Aim of the exercise:
Write out the records below word for word, please.
<<<<
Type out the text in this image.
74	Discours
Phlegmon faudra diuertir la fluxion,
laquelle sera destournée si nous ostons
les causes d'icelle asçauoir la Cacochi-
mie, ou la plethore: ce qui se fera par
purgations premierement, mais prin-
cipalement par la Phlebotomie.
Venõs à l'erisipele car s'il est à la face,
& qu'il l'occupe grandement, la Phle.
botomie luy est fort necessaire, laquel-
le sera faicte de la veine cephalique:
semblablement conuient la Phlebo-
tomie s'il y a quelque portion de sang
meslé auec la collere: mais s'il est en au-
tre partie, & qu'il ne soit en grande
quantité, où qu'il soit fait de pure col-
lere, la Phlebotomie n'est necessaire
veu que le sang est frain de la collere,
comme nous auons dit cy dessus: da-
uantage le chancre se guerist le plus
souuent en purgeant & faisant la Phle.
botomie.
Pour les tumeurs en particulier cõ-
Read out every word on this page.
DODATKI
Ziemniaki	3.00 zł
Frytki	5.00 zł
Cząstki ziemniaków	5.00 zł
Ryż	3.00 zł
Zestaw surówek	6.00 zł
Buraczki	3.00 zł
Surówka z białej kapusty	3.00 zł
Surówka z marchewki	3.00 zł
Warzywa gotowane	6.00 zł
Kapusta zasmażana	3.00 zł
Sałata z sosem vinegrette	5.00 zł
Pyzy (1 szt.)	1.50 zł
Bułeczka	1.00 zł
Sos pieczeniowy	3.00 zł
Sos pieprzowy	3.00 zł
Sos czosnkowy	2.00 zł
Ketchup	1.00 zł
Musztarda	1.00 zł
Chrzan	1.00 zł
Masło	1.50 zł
>>>>
Final result:
Type out the text in this image.
74	Discours
Phlegmon faudra diuertir la fluxion,
laquelle sera destournée si nous ostons
les causes d'icelle asçauoir la Cacochi-
mie, ou la plethore: ce qui se fera par
purgations premierement, mais prin-
cipalement par la Phlebotomie.
Venõs à l'erisipele car s'il est à la face,
& qu'il l'occupe grandement, la Phle.
botomie luy est fort necessaire, laquel-
le sera faicte de la veine cephalique:
semblablement conuient la Phlebo-
tomie s'il y a quelque portion de sang
meslé auec la collere: mais s'il est en au-
tre partie, & qu'il ne soit en grande
quantité, où qu'il soit fait de pure col-
lere, la Phlebotomie n'est necessaire
veu que le sang est frain de la collere,
comme nous auons dit cy dessus: da-
uantage le chancre se guerist le plus
souuent en purgeant & faisant la Phle.
botomie.
Pour les tumeurs en particulier cõ-
Read out every word on this page.
DODATKI
Ziemniaki	3.00 zł
Frytki	5.00 zł
Cząstki ziemniaków	5.00 zł
Ryż	3.00 zł
Zestaw surówek	6.00 zł
Buraczki	3.00 zł
Surówka z białej kapusty	3.00 zł
Surówka z marchewki	3.00 zł
Warzywa gotowane	6.00 zł
Kapusta zasmażana	3.00 zł
Sałata z sosem vinegrette	5.00 zł
Pyzy (1 szt.)	1.50 zł
Bułeczka	1.00 zł
Sos pieczeniowy	3.00 zł
Sos pieprzowy	3.00 zł
Sos czosnkowy	2.00 zł
Ketchup	1.00 zł
Musztarda	1.00 zł
Chrzan	1.00 zł
Masło	1.50 zł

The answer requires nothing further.